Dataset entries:
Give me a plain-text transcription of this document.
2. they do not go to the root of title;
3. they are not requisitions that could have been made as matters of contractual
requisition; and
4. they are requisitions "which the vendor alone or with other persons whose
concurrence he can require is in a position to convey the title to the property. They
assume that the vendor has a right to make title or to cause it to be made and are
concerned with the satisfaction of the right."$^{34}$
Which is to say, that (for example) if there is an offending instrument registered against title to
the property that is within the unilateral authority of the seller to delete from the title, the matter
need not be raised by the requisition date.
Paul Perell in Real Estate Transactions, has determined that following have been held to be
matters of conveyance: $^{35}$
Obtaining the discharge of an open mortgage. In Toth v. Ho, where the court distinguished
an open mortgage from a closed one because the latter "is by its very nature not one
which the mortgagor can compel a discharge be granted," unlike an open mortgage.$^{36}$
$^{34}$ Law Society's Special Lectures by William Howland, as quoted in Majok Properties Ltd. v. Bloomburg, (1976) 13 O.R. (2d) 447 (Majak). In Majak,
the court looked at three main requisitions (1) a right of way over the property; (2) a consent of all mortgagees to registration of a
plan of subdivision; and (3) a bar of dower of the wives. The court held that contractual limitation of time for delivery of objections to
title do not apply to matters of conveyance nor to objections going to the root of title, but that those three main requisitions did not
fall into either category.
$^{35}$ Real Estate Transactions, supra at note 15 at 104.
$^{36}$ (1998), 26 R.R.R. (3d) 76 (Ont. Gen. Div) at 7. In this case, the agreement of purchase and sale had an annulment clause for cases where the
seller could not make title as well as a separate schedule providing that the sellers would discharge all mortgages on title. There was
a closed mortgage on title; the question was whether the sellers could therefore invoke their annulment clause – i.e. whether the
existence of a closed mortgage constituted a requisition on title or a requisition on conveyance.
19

* * *

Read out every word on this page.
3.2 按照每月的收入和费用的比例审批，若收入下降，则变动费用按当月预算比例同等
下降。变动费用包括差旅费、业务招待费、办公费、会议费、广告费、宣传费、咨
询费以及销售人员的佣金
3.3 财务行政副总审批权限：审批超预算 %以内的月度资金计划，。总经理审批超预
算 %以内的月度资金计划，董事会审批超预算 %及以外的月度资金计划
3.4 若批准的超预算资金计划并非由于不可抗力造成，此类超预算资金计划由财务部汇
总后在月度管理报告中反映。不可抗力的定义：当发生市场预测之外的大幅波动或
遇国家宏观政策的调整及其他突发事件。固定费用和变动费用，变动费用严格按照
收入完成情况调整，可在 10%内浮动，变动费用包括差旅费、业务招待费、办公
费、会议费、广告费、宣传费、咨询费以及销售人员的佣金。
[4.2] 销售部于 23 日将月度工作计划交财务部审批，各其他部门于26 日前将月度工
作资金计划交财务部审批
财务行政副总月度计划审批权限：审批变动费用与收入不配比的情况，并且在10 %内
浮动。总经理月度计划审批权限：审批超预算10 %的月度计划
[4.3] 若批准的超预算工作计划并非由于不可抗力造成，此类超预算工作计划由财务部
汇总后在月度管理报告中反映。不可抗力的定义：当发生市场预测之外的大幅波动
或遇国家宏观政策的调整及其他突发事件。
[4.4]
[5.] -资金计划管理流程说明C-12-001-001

*PROBLEM STATEMENT*.
Which lines above hold the word "vendor"? Copy each of them.

*CORRECT RESULT*.
4. they are requisitions "which the vendor alone or with other persons whose
assume that the vendor has a right to make title or to cause it to be made and are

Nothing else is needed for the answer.